═════ Records for processing ═════

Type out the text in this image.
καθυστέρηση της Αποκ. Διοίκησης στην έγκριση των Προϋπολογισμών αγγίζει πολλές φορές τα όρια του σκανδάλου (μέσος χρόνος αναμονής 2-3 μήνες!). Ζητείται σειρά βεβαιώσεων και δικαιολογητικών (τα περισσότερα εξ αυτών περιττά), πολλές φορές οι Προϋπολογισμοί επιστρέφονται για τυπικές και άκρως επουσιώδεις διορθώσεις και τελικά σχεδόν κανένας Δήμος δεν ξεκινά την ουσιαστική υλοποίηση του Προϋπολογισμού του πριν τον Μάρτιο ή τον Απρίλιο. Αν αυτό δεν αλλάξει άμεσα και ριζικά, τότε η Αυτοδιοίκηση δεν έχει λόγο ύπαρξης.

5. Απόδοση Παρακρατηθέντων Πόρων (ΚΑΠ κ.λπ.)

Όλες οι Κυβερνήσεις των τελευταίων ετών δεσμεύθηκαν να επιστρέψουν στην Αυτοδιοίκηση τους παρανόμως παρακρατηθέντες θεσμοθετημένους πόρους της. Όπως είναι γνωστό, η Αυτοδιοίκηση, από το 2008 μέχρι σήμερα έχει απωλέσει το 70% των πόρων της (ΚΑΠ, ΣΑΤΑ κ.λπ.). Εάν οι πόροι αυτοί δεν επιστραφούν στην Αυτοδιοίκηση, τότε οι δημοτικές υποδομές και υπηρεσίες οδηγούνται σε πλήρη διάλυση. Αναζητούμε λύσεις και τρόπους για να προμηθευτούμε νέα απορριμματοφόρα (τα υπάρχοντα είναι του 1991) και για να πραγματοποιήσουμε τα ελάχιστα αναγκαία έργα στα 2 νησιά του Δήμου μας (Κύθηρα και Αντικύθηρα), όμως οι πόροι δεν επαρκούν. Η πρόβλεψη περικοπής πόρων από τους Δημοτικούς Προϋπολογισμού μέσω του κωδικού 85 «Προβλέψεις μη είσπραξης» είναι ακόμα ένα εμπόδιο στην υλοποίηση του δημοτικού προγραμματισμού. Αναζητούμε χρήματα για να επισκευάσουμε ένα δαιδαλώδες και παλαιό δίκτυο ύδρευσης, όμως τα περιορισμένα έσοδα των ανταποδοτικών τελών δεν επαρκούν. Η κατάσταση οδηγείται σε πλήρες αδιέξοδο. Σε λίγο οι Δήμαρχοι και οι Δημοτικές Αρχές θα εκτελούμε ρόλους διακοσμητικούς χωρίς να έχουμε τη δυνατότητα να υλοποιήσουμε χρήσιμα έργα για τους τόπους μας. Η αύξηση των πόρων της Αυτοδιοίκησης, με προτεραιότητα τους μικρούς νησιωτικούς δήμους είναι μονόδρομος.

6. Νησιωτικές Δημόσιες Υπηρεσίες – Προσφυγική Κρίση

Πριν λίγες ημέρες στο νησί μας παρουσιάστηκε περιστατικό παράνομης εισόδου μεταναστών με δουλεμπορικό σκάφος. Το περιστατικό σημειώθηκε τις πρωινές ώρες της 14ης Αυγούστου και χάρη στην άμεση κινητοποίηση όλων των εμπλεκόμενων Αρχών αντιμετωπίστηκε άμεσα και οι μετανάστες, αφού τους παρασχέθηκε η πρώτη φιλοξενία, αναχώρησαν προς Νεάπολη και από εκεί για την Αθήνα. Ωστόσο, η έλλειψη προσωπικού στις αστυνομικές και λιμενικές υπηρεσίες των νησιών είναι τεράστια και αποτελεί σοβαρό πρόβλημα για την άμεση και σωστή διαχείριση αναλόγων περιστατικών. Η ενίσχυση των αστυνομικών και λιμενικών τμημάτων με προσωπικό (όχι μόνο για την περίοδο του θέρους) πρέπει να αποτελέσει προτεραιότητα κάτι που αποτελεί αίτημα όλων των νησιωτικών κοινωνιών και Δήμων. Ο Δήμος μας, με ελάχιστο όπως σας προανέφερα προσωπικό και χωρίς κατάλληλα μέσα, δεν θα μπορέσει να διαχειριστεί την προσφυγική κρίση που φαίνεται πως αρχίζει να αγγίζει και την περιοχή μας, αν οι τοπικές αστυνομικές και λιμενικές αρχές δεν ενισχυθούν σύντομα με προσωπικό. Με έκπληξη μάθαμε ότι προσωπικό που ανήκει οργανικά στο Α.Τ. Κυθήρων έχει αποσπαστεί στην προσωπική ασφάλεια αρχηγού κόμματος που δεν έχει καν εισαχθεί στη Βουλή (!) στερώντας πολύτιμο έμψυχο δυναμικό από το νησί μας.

═════

Goal
Each line of the material above needs to be quoted exactly, please.

Response to this task
Type out the text in this image.
καθυστέρηση της Αποκ. Διοίκησης στην έγκριση των Προϋπολογισμών αγγίζει πολλές φορές τα όρια του σκανδάλου (μέσος χρόνος αναμονής 2-3 μήνες!). Ζητείται σειρά βεβαιώσεων και δικαιολογητικών (τα περισσότερα εξ αυτών περιττά), πολλές φορές οι Προϋπολογισμοί επιστρέφονται για τυπικές και άκρως επουσιώδεις διορθώσεις και τελικά σχεδόν κανένας Δήμος δεν ξεκινά την ουσιαστική υλοποίηση του Προϋπολογισμού του πριν τον Μάρτιο ή τον Απρίλιο. Αν αυτό δεν αλλάξει άμεσα και ριζικά, τότε η Αυτοδιοίκηση δεν έχει λόγο ύπαρξης.

5. Απόδοση Παρακρατηθέντων Πόρων (ΚΑΠ κ.λπ.)

Όλες οι Κυβερνήσεις των τελευταίων ετών δεσμεύθηκαν να επιστρέψουν στην Αυτοδιοίκηση τους παρανόμως παρακρατηθέντες θεσμοθετημένους πόρους της. Όπως είναι γνωστό, η Αυτοδιοίκηση, από το 2008 μέχρι σήμερα έχει απωλέσει το 70% των πόρων της (ΚΑΠ, ΣΑΤΑ κ.λπ.). Εάν οι πόροι αυτοί δεν επιστραφούν στην Αυτοδιοίκηση, τότε οι δημοτικές υποδομές και υπηρεσίες οδηγούνται σε πλήρη διάλυση. Αναζητούμε λύσεις και τρόπους για να προμηθευτούμε νέα απορριμματοφόρα (τα υπάρχοντα είναι του 1991) και για να πραγματοποιήσουμε τα ελάχιστα αναγκαία έργα στα 2 νησιά του Δήμου μας (Κύθηρα και Αντικύθηρα), όμως οι πόροι δεν επαρκούν. Η πρόβλεψη περικοπής πόρων από τους Δημοτικούς Προϋπολογισμού μέσω του κωδικού 85 «Προβλέψεις μη είσπραξης» είναι ακόμα ένα εμπόδιο στην υλοποίηση του δημοτικού προγραμματισμού. Αναζητούμε χρήματα για να επισκευάσουμε ένα δαιδαλώδες και παλαιό δίκτυο ύδρευσης, όμως τα περιορισμένα έσοδα των ανταποδοτικών τελών δεν επαρκούν. Η κατάσταση οδηγείται σε πλήρες αδιέξοδο. Σε λίγο οι Δήμαρχοι και οι Δημοτικές Αρχές θα εκτελούμε ρόλους διακοσμητικούς χωρίς να έχουμε τη δυνατότητα να υλοποιήσουμε χρήσιμα έργα για τους τόπους μας. Η αύξηση των πόρων της Αυτοδιοίκησης, με προτεραιότητα τους μικρούς νησιωτικούς δήμους είναι μονόδρομος.

6. Νησιωτικές Δημόσιες Υπηρεσίες – Προσφυγική Κρίση

Πριν λίγες ημέρες στο νησί μας παρουσιάστηκε περιστατικό παράνομης εισόδου μεταναστών με δουλεμπορικό σκάφος. Το περιστατικό σημειώθηκε τις πρωινές ώρες της 14ης Αυγούστου και χάρη στην άμεση κινητοποίηση όλων των εμπλεκόμενων Αρχών αντιμετωπίστηκε άμεσα και οι μετανάστες, αφού τους παρασχέθηκε η πρώτη φιλοξενία, αναχώρησαν προς Νεάπολη και από εκεί για την Αθήνα. Ωστόσο, η έλλειψη προσωπικού στις αστυνομικές και λιμενικές υπηρεσίες των νησιών είναι τεράστια και αποτελεί σοβαρό πρόβλημα για την άμεση και σωστή διαχείριση αναλόγων περιστατικών. Η ενίσχυση των αστυνομικών και λιμενικών τμημάτων με προσωπικό (όχι μόνο για την περίοδο του θέρους) πρέπει να αποτελέσει προτεραιότητα κάτι που αποτελεί αίτημα όλων των νησιωτικών κοινωνιών και Δήμων. Ο Δήμος μας, με ελάχιστο όπως σας προανέφερα προσωπικό και χωρίς κατάλληλα μέσα, δεν θα μπορέσει να διαχειριστεί την προσφυγική κρίση που φαίνεται πως αρχίζει να αγγίζει και την περιοχή μας, αν οι τοπικές αστυνομικές και λιμενικές αρχές δεν ενισχυθούν σύντομα με προσωπικό. Με έκπληξη μάθαμε ότι προσωπικό που ανήκει οργανικά στο Α.Τ. Κυθήρων έχει αποσπαστεί στην προσωπική ασφάλεια αρχηγού κόμματος που δεν έχει καν εισαχθεί στη Βουλή (!) στερώντας πολύτιμο έμψυχο δυναμικό από το νησί μας.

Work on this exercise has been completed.